Required work:
Pull every line containing "Settings" out of the material below.

Stored data:
____________

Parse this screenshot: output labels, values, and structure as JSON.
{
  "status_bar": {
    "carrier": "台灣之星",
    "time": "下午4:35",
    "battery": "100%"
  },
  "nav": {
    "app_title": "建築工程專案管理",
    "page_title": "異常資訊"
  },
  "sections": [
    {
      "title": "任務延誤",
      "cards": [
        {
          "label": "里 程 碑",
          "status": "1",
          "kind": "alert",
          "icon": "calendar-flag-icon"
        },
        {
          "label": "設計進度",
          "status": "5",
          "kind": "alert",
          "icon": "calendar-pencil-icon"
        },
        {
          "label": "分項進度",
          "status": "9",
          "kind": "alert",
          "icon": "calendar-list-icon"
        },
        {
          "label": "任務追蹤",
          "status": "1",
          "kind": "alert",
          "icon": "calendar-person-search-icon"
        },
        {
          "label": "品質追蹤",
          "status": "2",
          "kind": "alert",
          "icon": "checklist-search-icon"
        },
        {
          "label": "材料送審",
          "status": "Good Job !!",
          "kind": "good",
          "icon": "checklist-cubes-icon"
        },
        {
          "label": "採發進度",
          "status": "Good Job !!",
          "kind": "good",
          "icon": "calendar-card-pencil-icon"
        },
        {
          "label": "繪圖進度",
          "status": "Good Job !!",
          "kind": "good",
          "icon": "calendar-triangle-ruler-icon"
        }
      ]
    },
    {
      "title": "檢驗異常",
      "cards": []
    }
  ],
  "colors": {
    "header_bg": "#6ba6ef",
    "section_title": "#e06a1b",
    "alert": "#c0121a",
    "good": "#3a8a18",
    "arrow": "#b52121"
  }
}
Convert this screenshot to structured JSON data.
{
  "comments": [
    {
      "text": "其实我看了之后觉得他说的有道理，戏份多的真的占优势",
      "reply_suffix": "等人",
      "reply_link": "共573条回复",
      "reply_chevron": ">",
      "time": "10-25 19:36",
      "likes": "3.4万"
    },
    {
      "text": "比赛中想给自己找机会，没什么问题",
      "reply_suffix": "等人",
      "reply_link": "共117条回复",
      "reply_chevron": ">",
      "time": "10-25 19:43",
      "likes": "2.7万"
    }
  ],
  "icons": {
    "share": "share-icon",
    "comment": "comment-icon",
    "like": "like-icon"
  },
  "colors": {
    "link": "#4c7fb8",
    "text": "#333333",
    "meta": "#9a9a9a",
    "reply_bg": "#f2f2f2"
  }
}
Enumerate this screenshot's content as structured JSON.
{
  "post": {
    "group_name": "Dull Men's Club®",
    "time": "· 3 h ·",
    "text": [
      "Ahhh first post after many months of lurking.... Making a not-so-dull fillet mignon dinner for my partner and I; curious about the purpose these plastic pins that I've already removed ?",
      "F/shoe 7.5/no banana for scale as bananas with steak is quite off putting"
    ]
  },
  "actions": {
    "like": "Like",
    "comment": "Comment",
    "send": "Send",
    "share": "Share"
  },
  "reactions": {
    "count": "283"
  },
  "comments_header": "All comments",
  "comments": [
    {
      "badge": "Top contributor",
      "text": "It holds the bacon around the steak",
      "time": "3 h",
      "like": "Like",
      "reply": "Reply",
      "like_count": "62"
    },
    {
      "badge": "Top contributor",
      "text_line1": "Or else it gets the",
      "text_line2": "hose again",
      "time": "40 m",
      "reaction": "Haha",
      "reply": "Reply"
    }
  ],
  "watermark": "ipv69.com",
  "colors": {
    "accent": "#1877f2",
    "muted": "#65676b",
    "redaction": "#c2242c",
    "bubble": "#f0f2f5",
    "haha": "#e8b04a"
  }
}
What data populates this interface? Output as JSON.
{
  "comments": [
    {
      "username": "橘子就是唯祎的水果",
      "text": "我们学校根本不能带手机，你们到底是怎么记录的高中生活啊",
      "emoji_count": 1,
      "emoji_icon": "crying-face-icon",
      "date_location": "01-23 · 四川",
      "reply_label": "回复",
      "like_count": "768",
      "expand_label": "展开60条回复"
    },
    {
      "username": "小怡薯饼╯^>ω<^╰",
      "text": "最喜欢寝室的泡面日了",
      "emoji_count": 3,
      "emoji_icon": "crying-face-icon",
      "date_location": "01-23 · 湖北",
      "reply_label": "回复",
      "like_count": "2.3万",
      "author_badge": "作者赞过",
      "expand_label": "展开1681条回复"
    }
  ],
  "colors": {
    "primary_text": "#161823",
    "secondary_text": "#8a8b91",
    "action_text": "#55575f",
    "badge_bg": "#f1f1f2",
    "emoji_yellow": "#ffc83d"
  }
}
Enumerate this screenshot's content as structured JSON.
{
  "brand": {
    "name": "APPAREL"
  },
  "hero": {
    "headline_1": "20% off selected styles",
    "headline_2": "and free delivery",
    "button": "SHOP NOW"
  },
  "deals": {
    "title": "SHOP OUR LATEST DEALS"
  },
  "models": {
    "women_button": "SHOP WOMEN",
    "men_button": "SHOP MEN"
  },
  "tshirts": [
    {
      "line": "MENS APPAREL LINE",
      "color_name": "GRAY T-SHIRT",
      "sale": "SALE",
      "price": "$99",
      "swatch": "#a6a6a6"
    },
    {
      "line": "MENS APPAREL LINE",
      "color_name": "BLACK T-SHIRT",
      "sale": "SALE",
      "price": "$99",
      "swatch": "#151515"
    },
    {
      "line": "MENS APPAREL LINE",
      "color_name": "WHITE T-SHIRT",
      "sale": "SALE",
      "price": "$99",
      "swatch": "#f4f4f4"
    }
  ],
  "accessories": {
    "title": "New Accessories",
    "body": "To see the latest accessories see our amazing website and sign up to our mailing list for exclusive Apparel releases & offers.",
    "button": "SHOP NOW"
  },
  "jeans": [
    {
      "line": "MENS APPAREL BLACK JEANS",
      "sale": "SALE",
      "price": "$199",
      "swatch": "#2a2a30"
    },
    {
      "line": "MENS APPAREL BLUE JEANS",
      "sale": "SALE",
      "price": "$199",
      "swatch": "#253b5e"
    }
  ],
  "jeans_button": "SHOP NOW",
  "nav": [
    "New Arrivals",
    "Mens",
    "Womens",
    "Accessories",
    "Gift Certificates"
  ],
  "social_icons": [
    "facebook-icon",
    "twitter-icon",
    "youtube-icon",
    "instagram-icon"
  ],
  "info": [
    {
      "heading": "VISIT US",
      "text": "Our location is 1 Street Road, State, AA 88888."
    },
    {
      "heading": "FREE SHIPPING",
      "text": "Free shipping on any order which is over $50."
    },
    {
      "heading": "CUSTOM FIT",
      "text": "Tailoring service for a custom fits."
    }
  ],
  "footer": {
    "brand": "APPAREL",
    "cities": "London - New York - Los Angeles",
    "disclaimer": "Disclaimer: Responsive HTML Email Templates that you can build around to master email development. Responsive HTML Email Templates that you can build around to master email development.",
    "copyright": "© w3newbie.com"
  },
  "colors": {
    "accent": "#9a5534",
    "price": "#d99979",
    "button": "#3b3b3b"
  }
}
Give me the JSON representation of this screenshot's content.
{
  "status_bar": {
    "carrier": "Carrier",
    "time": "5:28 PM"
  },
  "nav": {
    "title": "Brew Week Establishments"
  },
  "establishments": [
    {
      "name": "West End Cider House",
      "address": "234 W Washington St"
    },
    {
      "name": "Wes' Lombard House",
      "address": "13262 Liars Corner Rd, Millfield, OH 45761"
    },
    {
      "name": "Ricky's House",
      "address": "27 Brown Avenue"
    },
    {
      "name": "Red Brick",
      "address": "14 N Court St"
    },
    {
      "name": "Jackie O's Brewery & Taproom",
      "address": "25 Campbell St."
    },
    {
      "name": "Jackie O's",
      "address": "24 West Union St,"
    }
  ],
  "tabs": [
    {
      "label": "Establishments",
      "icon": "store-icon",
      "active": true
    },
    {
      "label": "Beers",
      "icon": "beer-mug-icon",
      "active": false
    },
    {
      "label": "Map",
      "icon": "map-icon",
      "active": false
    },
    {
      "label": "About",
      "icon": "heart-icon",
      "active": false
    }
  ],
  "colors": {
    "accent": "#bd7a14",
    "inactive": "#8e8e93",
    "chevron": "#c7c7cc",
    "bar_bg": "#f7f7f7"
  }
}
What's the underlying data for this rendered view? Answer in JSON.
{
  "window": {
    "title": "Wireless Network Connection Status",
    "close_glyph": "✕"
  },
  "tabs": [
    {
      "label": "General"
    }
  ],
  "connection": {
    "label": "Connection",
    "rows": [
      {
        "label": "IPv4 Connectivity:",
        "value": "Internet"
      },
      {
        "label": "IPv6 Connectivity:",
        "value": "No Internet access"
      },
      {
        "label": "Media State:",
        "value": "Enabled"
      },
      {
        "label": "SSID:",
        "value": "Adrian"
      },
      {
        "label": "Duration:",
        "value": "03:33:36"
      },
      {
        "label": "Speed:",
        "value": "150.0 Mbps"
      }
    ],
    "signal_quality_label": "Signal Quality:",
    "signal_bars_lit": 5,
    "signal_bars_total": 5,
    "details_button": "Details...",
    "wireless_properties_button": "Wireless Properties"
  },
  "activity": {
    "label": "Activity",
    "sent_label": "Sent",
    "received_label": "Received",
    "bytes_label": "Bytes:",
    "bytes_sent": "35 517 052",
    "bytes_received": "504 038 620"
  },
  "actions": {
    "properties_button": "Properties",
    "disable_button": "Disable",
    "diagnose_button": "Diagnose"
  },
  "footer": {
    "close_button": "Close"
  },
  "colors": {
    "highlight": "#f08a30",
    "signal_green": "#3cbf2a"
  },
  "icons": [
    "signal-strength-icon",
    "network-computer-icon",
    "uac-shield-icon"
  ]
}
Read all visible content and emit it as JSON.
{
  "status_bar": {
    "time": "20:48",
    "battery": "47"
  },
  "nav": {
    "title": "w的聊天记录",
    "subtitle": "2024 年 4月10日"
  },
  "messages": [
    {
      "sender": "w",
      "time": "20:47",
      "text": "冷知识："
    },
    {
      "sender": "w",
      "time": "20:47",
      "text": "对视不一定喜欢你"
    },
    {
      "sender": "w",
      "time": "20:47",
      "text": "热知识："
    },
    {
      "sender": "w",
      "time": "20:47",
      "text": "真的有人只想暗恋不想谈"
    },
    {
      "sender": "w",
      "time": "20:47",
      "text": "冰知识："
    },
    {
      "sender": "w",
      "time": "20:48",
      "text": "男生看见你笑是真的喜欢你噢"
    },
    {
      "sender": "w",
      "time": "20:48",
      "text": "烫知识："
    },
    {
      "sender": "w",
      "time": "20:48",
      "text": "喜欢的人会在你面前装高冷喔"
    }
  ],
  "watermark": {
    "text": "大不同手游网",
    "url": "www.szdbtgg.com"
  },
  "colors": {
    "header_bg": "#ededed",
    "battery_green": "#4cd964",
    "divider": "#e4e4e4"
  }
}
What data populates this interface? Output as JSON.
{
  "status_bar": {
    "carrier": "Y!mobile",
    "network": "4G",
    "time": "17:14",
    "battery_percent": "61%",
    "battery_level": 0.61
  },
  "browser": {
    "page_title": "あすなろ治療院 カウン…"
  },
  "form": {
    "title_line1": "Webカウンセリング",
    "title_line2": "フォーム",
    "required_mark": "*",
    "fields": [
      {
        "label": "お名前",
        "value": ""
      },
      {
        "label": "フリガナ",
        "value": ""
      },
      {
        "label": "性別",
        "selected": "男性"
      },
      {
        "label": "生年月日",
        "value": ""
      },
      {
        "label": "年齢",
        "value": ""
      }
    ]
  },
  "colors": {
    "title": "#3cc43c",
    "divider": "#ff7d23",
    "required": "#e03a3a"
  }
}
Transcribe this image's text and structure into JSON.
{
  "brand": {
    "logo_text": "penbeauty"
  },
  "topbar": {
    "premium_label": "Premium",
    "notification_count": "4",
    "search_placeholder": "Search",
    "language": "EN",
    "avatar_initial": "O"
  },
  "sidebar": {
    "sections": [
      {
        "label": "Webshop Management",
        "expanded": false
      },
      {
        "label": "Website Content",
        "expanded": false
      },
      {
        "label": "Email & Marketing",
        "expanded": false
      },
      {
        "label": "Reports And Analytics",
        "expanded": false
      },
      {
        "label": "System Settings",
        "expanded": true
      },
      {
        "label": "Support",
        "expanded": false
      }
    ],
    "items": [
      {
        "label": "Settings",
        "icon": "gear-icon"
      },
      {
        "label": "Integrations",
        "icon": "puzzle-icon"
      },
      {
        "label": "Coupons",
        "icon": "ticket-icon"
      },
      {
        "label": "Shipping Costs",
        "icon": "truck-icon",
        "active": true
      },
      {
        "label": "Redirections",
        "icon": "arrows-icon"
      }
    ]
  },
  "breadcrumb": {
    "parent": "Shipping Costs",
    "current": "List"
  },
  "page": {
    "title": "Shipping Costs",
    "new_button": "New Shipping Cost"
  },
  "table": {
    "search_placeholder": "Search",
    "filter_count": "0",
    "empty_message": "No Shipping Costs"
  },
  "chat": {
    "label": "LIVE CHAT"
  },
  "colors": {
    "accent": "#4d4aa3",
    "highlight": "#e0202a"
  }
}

____________

Result for this exercise:
        "label": "System Settings",
        "label": "Settings",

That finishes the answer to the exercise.